▶ Entries provided
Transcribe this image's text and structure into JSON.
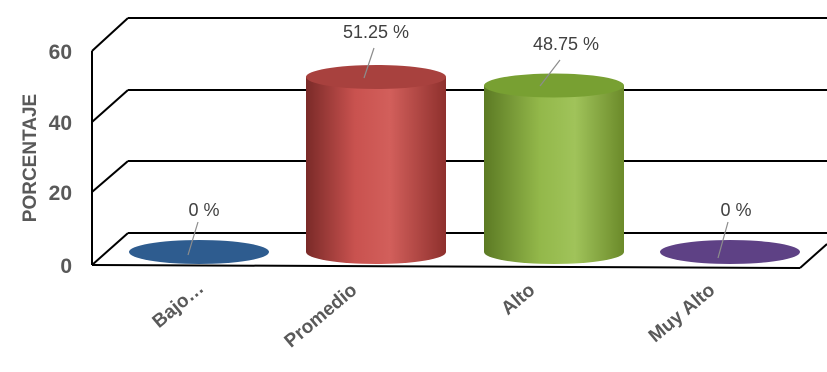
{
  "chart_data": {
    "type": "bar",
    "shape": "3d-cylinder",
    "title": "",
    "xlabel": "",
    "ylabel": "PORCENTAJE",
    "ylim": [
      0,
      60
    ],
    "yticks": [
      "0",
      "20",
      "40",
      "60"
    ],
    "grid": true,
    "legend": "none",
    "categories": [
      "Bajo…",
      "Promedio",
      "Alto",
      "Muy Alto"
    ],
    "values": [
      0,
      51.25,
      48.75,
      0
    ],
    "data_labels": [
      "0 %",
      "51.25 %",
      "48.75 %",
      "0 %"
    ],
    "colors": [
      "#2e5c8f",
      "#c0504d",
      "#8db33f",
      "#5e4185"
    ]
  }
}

▶ The request
Transcribe the full listing character for character. Pictures are excluded.

▶ Output for this exercise
Transcribe this image's text and structure into JSON.
{
  "chart_data": {
    "type": "bar",
    "shape": "3d-cylinder",
    "title": "",
    "xlabel": "",
    "ylabel": "PORCENTAJE",
    "ylim": [
      0,
      60
    ],
    "yticks": [
      "0",
      "20",
      "40",
      "60"
    ],
    "grid": true,
    "legend": "none",
    "categories": [
      "Bajo…",
      "Promedio",
      "Alto",
      "Muy Alto"
    ],
    "values": [
      0,
      51.25,
      48.75,
      0
    ],
    "data_labels": [
      "0 %",
      "51.25 %",
      "48.75 %",
      "0 %"
    ],
    "colors": [
      "#2e5c8f",
      "#c0504d",
      "#8db33f",
      "#5e4185"
    ]
  }
}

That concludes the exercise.